# GIVEN INFORMATION
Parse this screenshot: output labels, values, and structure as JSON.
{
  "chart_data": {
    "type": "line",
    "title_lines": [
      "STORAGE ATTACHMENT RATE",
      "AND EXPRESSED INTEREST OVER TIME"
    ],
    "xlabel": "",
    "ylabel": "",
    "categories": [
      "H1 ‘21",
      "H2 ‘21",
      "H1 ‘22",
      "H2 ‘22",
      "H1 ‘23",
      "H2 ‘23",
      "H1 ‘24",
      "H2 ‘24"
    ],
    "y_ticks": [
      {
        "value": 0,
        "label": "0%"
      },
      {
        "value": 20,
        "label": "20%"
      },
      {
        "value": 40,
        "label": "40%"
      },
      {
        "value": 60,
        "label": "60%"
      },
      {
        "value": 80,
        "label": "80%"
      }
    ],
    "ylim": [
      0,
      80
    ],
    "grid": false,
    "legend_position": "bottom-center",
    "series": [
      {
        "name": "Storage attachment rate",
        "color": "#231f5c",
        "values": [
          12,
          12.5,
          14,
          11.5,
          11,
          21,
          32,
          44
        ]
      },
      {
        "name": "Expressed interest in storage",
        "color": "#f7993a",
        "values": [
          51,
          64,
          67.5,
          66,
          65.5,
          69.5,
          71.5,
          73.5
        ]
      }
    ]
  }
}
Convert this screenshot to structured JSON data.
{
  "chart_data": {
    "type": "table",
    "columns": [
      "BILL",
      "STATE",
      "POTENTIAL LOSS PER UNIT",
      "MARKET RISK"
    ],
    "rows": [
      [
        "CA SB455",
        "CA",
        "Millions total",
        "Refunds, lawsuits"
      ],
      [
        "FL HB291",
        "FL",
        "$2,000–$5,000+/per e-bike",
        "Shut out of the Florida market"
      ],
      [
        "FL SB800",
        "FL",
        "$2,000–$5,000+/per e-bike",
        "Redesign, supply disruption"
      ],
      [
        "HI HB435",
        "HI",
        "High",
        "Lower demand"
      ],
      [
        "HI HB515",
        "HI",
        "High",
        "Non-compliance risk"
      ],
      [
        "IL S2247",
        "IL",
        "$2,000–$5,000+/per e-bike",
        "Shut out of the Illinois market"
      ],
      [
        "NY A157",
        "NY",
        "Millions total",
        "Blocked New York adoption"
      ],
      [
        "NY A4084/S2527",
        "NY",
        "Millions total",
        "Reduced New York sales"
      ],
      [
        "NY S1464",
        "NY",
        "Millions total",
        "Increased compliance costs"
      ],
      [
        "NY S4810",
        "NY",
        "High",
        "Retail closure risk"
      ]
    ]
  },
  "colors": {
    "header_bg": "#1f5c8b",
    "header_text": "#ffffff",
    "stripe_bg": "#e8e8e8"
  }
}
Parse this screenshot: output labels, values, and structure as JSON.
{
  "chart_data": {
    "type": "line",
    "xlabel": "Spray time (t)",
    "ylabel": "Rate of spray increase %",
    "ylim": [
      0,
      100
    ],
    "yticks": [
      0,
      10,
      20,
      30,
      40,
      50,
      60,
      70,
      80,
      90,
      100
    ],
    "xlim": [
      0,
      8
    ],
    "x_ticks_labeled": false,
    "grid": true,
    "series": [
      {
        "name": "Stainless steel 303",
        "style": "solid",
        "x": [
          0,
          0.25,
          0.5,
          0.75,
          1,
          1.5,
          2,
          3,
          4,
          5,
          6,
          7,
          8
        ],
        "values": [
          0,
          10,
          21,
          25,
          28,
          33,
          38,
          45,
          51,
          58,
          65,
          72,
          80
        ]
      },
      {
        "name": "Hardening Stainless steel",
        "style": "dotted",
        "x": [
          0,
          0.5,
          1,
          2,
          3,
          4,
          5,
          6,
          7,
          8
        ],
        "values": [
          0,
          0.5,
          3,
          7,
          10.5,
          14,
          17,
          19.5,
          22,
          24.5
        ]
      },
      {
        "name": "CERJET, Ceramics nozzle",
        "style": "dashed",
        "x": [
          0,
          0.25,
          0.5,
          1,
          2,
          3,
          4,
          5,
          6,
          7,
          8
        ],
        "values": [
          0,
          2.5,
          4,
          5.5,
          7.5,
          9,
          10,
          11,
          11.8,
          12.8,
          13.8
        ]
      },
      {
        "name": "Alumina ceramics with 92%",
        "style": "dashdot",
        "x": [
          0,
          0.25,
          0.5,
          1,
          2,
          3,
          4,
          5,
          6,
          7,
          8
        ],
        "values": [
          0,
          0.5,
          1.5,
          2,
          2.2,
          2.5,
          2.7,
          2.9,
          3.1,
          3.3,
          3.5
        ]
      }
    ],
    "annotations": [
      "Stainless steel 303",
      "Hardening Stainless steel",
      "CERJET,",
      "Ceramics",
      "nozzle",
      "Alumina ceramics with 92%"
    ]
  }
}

# THE TASK
Repeat the listing above without any change.

# WRITTEN SOLUTION
Parse this screenshot: output labels, values, and structure as JSON.
{
  "chart_data": {
    "type": "line",
    "title_lines": [
      "STORAGE ATTACHMENT RATE",
      "AND EXPRESSED INTEREST OVER TIME"
    ],
    "xlabel": "",
    "ylabel": "",
    "categories": [
      "H1 ‘21",
      "H2 ‘21",
      "H1 ‘22",
      "H2 ‘22",
      "H1 ‘23",
      "H2 ‘23",
      "H1 ‘24",
      "H2 ‘24"
    ],
    "y_ticks": [
      {
        "value": 0,
        "label": "0%"
      },
      {
        "value": 20,
        "label": "20%"
      },
      {
        "value": 40,
        "label": "40%"
      },
      {
        "value": 60,
        "label": "60%"
      },
      {
        "value": 80,
        "label": "80%"
      }
    ],
    "ylim": [
      0,
      80
    ],
    "grid": false,
    "legend_position": "bottom-center",
    "series": [
      {
        "name": "Storage attachment rate",
        "color": "#231f5c",
        "values": [
          12,
          12.5,
          14,
          11.5,
          11,
          21,
          32,
          44
        ]
      },
      {
        "name": "Expressed interest in storage",
        "color": "#f7993a",
        "values": [
          51,
          64,
          67.5,
          66,
          65.5,
          69.5,
          71.5,
          73.5
        ]
      }
    ]
  }
}
Convert this screenshot to structured JSON data.
{
  "chart_data": {
    "type": "table",
    "columns": [
      "BILL",
      "STATE",
      "POTENTIAL LOSS PER UNIT",
      "MARKET RISK"
    ],
    "rows": [
      [
        "CA SB455",
        "CA",
        "Millions total",
        "Refunds, lawsuits"
      ],
      [
        "FL HB291",
        "FL",
        "$2,000–$5,000+/per e-bike",
        "Shut out of the Florida market"
      ],
      [
        "FL SB800",
        "FL",
        "$2,000–$5,000+/per e-bike",
        "Redesign, supply disruption"
      ],
      [
        "HI HB435",
        "HI",
        "High",
        "Lower demand"
      ],
      [
        "HI HB515",
        "HI",
        "High",
        "Non-compliance risk"
      ],
      [
        "IL S2247",
        "IL",
        "$2,000–$5,000+/per e-bike",
        "Shut out of the Illinois market"
      ],
      [
        "NY A157",
        "NY",
        "Millions total",
        "Blocked New York adoption"
      ],
      [
        "NY A4084/S2527",
        "NY",
        "Millions total",
        "Reduced New York sales"
      ],
      [
        "NY S1464",
        "NY",
        "Millions total",
        "Increased compliance costs"
      ],
      [
        "NY S4810",
        "NY",
        "High",
        "Retail closure risk"
      ]
    ]
  },
  "colors": {
    "header_bg": "#1f5c8b",
    "header_text": "#ffffff",
    "stripe_bg": "#e8e8e8"
  }
}
Parse this screenshot: output labels, values, and structure as JSON.
{
  "chart_data": {
    "type": "line",
    "xlabel": "Spray time (t)",
    "ylabel": "Rate of spray increase %",
    "ylim": [
      0,
      100
    ],
    "yticks": [
      0,
      10,
      20,
      30,
      40,
      50,
      60,
      70,
      80,
      90,
      100
    ],
    "xlim": [
      0,
      8
    ],
    "x_ticks_labeled": false,
    "grid": true,
    "series": [
      {
        "name": "Stainless steel 303",
        "style": "solid",
        "x": [
          0,
          0.25,
          0.5,
          0.75,
          1,
          1.5,
          2,
          3,
          4,
          5,
          6,
          7,
          8
        ],
        "values": [
          0,
          10,
          21,
          25,
          28,
          33,
          38,
          45,
          51,
          58,
          65,
          72,
          80
        ]
      },
      {
        "name": "Hardening Stainless steel",
        "style": "dotted",
        "x": [
          0,
          0.5,
          1,
          2,
          3,
          4,
          5,
          6,
          7,
          8
        ],
        "values": [
          0,
          0.5,
          3,
          7,
          10.5,
          14,
          17,
          19.5,
          22,
          24.5
        ]
      },
      {
        "name": "CERJET, Ceramics nozzle",
        "style": "dashed",
        "x": [
          0,
          0.25,
          0.5,
          1,
          2,
          3,
          4,
          5,
          6,
          7,
          8
        ],
        "values": [
          0,
          2.5,
          4,
          5.5,
          7.5,
          9,
          10,
          11,
          11.8,
          12.8,
          13.8
        ]
      },
      {
        "name": "Alumina ceramics with 92%",
        "style": "dashdot",
        "x": [
          0,
          0.25,
          0.5,
          1,
          2,
          3,
          4,
          5,
          6,
          7,
          8
        ],
        "values": [
          0,
          0.5,
          1.5,
          2,
          2.2,
          2.5,
          2.7,
          2.9,
          3.1,
          3.3,
          3.5
        ]
      }
    ],
    "annotations": [
      "Stainless steel 303",
      "Hardening Stainless steel",
      "CERJET,",
      "Ceramics",
      "nozzle",
      "Alumina ceramics with 92%"
    ]
  }
}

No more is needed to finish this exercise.